[start]

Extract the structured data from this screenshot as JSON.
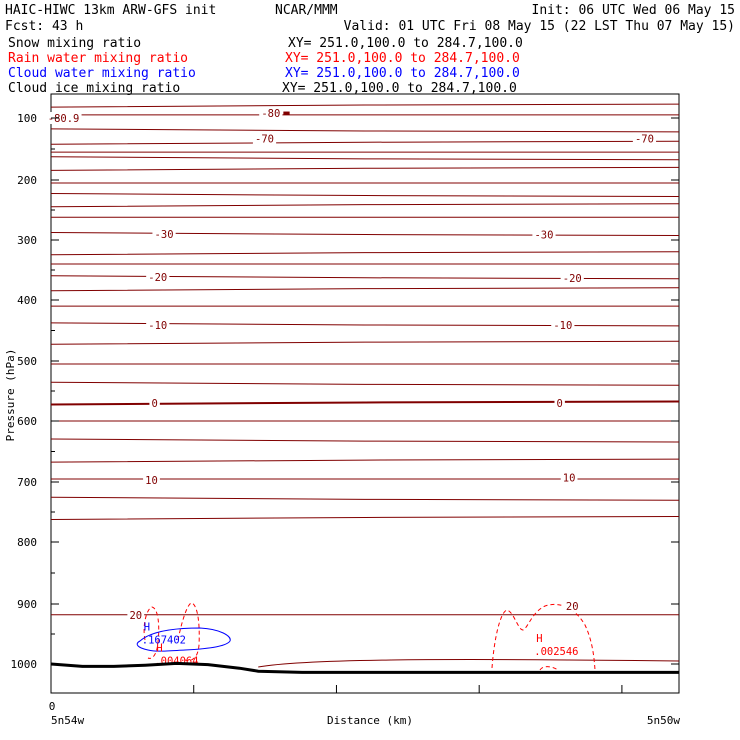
{
  "header": {
    "title_left": "HAIC-HIWC 13km ARW-GFS init",
    "org": "NCAR/MMM",
    "init": "Init: 06 UTC Wed 06 May 15",
    "fcst": "Fcst:   43 h",
    "valid": "Valid: 01 UTC Fri 08 May 15 (22 LST Thu 07 May 15)"
  },
  "legend": [
    {
      "name": "Snow mixing ratio",
      "xy": "XY= 251.0,100.0 to 284.7,100.0",
      "color": "#000000"
    },
    {
      "name": "Rain water mixing ratio",
      "xy": "XY= 251.0,100.0 to 284.7,100.0",
      "color": "#ff0000"
    },
    {
      "name": "Cloud water mixing ratio",
      "xy": "XY= 251.0,100.0 to 284.7,100.0",
      "color": "#0000ff"
    },
    {
      "name": "Cloud ice mixing ratio",
      "xy": "XY= 251.0,100.0 to 284.7,100.0",
      "color": "#000000"
    }
  ],
  "chart_data": {
    "type": "line",
    "ylabel": "Pressure (hPa)",
    "xlabel": "Distance (km)",
    "x_tick_label": "0",
    "x_left_label": "5n54w",
    "x_right_label": "5n50w",
    "yticks": [
      100,
      200,
      300,
      400,
      500,
      600,
      700,
      800,
      900,
      1000
    ],
    "ylim": [
      1050,
      75
    ],
    "xlim": [
      0,
      1
    ],
    "isotherm_color": "#800000",
    "temperature_levels_hPa": [
      80,
      95,
      120,
      140,
      155,
      165,
      182,
      205,
      225,
      242,
      262,
      290,
      322,
      340,
      362,
      382,
      410,
      440,
      470,
      505,
      538,
      570,
      600,
      632,
      665,
      695,
      728,
      760,
      918
    ],
    "contour_labels": [
      {
        "text": "-80",
        "x": 0.35,
        "p": 92
      },
      {
        "text": "-80.9",
        "x": 0.02,
        "p": 100
      },
      {
        "text": "-70",
        "x": 0.34,
        "p": 133
      },
      {
        "text": "-70",
        "x": 0.945,
        "p": 133
      },
      {
        "text": "-30",
        "x": 0.18,
        "p": 290
      },
      {
        "text": "-30",
        "x": 0.785,
        "p": 291
      },
      {
        "text": "-20",
        "x": 0.17,
        "p": 362
      },
      {
        "text": "-20",
        "x": 0.83,
        "p": 363
      },
      {
        "text": "-10",
        "x": 0.17,
        "p": 441
      },
      {
        "text": "-10",
        "x": 0.815,
        "p": 441
      },
      {
        "text": "0",
        "x": 0.165,
        "p": 570
      },
      {
        "text": "0",
        "x": 0.81,
        "p": 570
      },
      {
        "text": "10",
        "x": 0.16,
        "p": 697
      },
      {
        "text": "10",
        "x": 0.825,
        "p": 693
      },
      {
        "text": "20",
        "x": 0.135,
        "p": 918
      },
      {
        "text": "20",
        "x": 0.83,
        "p": 903
      }
    ],
    "extrema": [
      {
        "series": "Cloud water mixing ratio",
        "symbol": "H",
        "value": ".167402",
        "x": 0.17,
        "p": 964,
        "color": "#0000ff"
      },
      {
        "series": "Rain water mixing ratio",
        "symbol": "H",
        "value": ".004064",
        "x": 0.19,
        "p": 999,
        "color": "#ff0000"
      },
      {
        "series": "Rain water mixing ratio",
        "symbol": "H",
        "value": ".002546",
        "x": 0.795,
        "p": 983,
        "color": "#ff0000"
      }
    ],
    "terrain": {
      "x": [
        0,
        0.05,
        0.1,
        0.15,
        0.2,
        0.25,
        0.3,
        0.33,
        0.4,
        0.6,
        0.8,
        1.0
      ],
      "p": [
        1000,
        1004,
        1004,
        1002,
        999,
        1001,
        1007,
        1012,
        1014,
        1014,
        1014,
        1014
      ]
    }
  }
}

[end]

#### [Objective]
The records above need to be restated word for word, with the pictures left out.

#### [Complete answer]
Extract the structured data from this screenshot as JSON.
{
  "header": {
    "title_left": "HAIC-HIWC 13km ARW-GFS init",
    "org": "NCAR/MMM",
    "init": "Init: 06 UTC Wed 06 May 15",
    "fcst": "Fcst:   43 h",
    "valid": "Valid: 01 UTC Fri 08 May 15 (22 LST Thu 07 May 15)"
  },
  "legend": [
    {
      "name": "Snow mixing ratio",
      "xy": "XY= 251.0,100.0 to 284.7,100.0",
      "color": "#000000"
    },
    {
      "name": "Rain water mixing ratio",
      "xy": "XY= 251.0,100.0 to 284.7,100.0",
      "color": "#ff0000"
    },
    {
      "name": "Cloud water mixing ratio",
      "xy": "XY= 251.0,100.0 to 284.7,100.0",
      "color": "#0000ff"
    },
    {
      "name": "Cloud ice mixing ratio",
      "xy": "XY= 251.0,100.0 to 284.7,100.0",
      "color": "#000000"
    }
  ],
  "chart_data": {
    "type": "line",
    "ylabel": "Pressure (hPa)",
    "xlabel": "Distance (km)",
    "x_tick_label": "0",
    "x_left_label": "5n54w",
    "x_right_label": "5n50w",
    "yticks": [
      100,
      200,
      300,
      400,
      500,
      600,
      700,
      800,
      900,
      1000
    ],
    "ylim": [
      1050,
      75
    ],
    "xlim": [
      0,
      1
    ],
    "isotherm_color": "#800000",
    "temperature_levels_hPa": [
      80,
      95,
      120,
      140,
      155,
      165,
      182,
      205,
      225,
      242,
      262,
      290,
      322,
      340,
      362,
      382,
      410,
      440,
      470,
      505,
      538,
      570,
      600,
      632,
      665,
      695,
      728,
      760,
      918
    ],
    "contour_labels": [
      {
        "text": "-80",
        "x": 0.35,
        "p": 92
      },
      {
        "text": "-80.9",
        "x": 0.02,
        "p": 100
      },
      {
        "text": "-70",
        "x": 0.34,
        "p": 133
      },
      {
        "text": "-70",
        "x": 0.945,
        "p": 133
      },
      {
        "text": "-30",
        "x": 0.18,
        "p": 290
      },
      {
        "text": "-30",
        "x": 0.785,
        "p": 291
      },
      {
        "text": "-20",
        "x": 0.17,
        "p": 362
      },
      {
        "text": "-20",
        "x": 0.83,
        "p": 363
      },
      {
        "text": "-10",
        "x": 0.17,
        "p": 441
      },
      {
        "text": "-10",
        "x": 0.815,
        "p": 441
      },
      {
        "text": "0",
        "x": 0.165,
        "p": 570
      },
      {
        "text": "0",
        "x": 0.81,
        "p": 570
      },
      {
        "text": "10",
        "x": 0.16,
        "p": 697
      },
      {
        "text": "10",
        "x": 0.825,
        "p": 693
      },
      {
        "text": "20",
        "x": 0.135,
        "p": 918
      },
      {
        "text": "20",
        "x": 0.83,
        "p": 903
      }
    ],
    "extrema": [
      {
        "series": "Cloud water mixing ratio",
        "symbol": "H",
        "value": ".167402",
        "x": 0.17,
        "p": 964,
        "color": "#0000ff"
      },
      {
        "series": "Rain water mixing ratio",
        "symbol": "H",
        "value": ".004064",
        "x": 0.19,
        "p": 999,
        "color": "#ff0000"
      },
      {
        "series": "Rain water mixing ratio",
        "symbol": "H",
        "value": ".002546",
        "x": 0.795,
        "p": 983,
        "color": "#ff0000"
      }
    ],
    "terrain": {
      "x": [
        0,
        0.05,
        0.1,
        0.15,
        0.2,
        0.25,
        0.3,
        0.33,
        0.4,
        0.6,
        0.8,
        1.0
      ],
      "p": [
        1000,
        1004,
        1004,
        1002,
        999,
        1001,
        1007,
        1012,
        1014,
        1014,
        1014,
        1014
      ]
    }
  }
}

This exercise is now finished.